**WHAT THE TASK ASKS**.
Copy out each line of the listing that has the word "Mpixels" in it.

****

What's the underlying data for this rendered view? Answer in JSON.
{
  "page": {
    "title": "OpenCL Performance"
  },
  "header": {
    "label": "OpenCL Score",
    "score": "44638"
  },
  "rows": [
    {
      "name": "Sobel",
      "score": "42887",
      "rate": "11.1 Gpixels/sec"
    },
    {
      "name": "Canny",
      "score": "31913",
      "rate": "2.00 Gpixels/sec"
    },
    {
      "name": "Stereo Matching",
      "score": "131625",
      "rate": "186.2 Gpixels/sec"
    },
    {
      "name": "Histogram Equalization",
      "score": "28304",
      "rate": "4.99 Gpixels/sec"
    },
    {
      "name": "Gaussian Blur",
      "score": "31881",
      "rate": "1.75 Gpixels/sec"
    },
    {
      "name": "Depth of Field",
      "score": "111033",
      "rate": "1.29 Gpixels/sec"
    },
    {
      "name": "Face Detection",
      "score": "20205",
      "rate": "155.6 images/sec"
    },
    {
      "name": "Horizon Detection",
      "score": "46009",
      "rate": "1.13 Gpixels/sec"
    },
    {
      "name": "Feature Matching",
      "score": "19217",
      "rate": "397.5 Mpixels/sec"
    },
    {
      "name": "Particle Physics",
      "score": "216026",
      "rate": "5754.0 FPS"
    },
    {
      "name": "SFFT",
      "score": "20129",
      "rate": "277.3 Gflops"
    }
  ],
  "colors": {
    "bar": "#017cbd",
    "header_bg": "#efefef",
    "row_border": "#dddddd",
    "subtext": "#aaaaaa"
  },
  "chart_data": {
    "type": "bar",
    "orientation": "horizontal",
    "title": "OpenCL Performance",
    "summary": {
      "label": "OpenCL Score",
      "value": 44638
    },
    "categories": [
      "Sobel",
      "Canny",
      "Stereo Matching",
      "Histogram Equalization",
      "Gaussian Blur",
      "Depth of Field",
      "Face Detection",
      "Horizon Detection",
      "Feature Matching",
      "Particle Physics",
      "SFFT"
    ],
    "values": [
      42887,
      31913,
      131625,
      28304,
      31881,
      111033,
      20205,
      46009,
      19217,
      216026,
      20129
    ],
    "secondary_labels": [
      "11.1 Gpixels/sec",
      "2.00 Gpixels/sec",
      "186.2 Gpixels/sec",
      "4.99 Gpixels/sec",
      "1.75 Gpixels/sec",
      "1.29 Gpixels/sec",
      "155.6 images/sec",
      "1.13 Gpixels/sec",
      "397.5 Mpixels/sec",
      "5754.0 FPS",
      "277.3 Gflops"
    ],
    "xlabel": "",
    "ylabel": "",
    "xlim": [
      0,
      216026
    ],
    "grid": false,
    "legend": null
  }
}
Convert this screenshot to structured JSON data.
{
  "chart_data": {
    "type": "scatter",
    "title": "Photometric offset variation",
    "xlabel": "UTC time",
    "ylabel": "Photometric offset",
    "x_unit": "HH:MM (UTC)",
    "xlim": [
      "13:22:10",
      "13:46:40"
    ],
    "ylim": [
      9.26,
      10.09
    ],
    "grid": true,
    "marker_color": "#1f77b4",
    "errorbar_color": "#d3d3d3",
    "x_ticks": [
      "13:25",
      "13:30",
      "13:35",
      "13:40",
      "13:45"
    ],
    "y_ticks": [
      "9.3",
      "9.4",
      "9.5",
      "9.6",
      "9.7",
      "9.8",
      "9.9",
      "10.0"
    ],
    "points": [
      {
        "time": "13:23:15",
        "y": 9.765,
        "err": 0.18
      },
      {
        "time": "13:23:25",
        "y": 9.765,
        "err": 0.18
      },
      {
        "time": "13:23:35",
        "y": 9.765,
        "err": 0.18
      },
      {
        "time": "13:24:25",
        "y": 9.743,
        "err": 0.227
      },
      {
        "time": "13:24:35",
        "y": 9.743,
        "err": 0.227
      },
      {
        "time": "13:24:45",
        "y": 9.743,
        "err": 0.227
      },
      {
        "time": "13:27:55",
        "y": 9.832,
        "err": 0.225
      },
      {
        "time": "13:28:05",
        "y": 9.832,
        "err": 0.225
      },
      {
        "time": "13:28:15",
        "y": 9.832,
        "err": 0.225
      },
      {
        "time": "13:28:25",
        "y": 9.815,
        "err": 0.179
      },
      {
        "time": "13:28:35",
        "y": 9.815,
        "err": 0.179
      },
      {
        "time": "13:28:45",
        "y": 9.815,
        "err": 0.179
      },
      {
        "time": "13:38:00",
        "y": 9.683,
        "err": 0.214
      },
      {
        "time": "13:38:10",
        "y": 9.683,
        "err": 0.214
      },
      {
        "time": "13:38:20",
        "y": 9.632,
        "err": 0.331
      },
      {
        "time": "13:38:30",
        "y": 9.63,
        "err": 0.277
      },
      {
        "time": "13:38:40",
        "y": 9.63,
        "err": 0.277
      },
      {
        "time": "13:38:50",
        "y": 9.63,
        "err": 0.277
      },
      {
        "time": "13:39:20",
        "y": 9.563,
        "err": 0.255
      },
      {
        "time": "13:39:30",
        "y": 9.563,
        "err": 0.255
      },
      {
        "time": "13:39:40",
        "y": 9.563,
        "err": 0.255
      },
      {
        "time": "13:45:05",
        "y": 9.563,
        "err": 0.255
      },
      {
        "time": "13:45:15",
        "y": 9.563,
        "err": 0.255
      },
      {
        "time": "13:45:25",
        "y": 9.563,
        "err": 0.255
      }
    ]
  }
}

****

**FINAL ANSWER**.
      "rate": "397.5 Mpixels/sec"
      "397.5 Mpixels/sec",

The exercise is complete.